§ Brief
Repeat the records below exactly, leaving out every picture.

§ Exercise input
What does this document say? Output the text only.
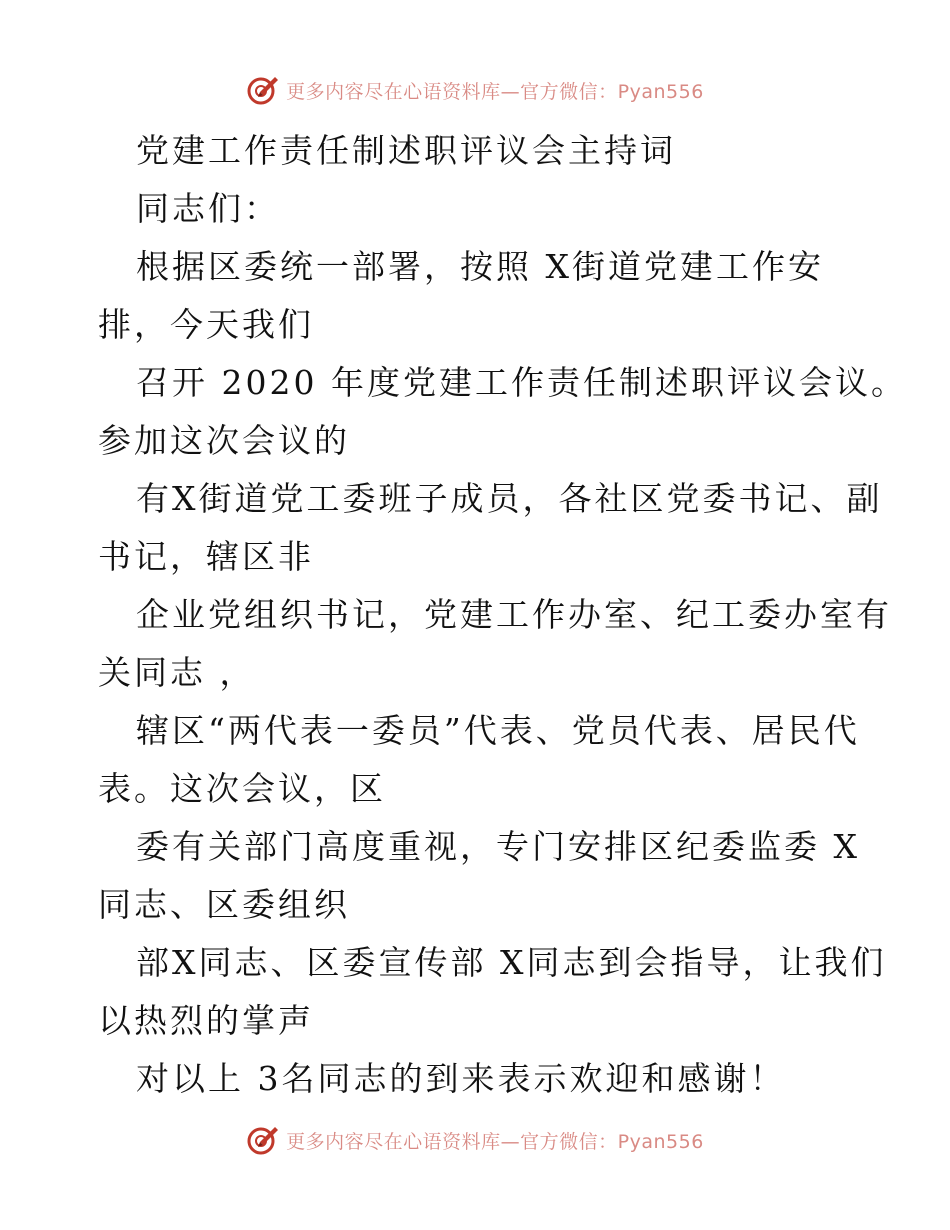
更多内容尽在心语资料库—官方微信：Pyan556
党建工作责任制述职评议会主持词
同志们：
根据区委统一部署，按照 X街道党建工作安
排，今天我们
召开 2020 年度党建工作责任制述职评议会议。
参加这次会议的
有X街道党工委班子成员，各社区党委书记、副
书记，辖区非
企业党组织书记，党建工作办室、纪工委办室有
关同志 ，
辖区“两代表一委员”代表、党员代表、居民代
表。这次会议，区
委有关部门高度重视，专门安排区纪委监委 X
同志、区委组织
部X同志、区委宣传部 X同志到会指导，让我们
以热烈的掌声
对以上 3名同志的到来表示欢迎和感谢！
更多内容尽在心语资料库—官方微信：Pyan556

§ Exercise result
What does this document say? Output the text only.
更多内容尽在心语资料库—官方微信：Pyan556
党建工作责任制述职评议会主持词
同志们：
根据区委统一部署，按照 X街道党建工作安
排，今天我们
召开 2020 年度党建工作责任制述职评议会议。
参加这次会议的
有X街道党工委班子成员，各社区党委书记、副
书记，辖区非
企业党组织书记，党建工作办室、纪工委办室有
关同志 ，
辖区“两代表一委员”代表、党员代表、居民代
表。这次会议，区
委有关部门高度重视，专门安排区纪委监委 X
同志、区委组织
部X同志、区委宣传部 X同志到会指导，让我们
以热烈的掌声
对以上 3名同志的到来表示欢迎和感谢！
更多内容尽在心语资料库—官方微信：Pyan556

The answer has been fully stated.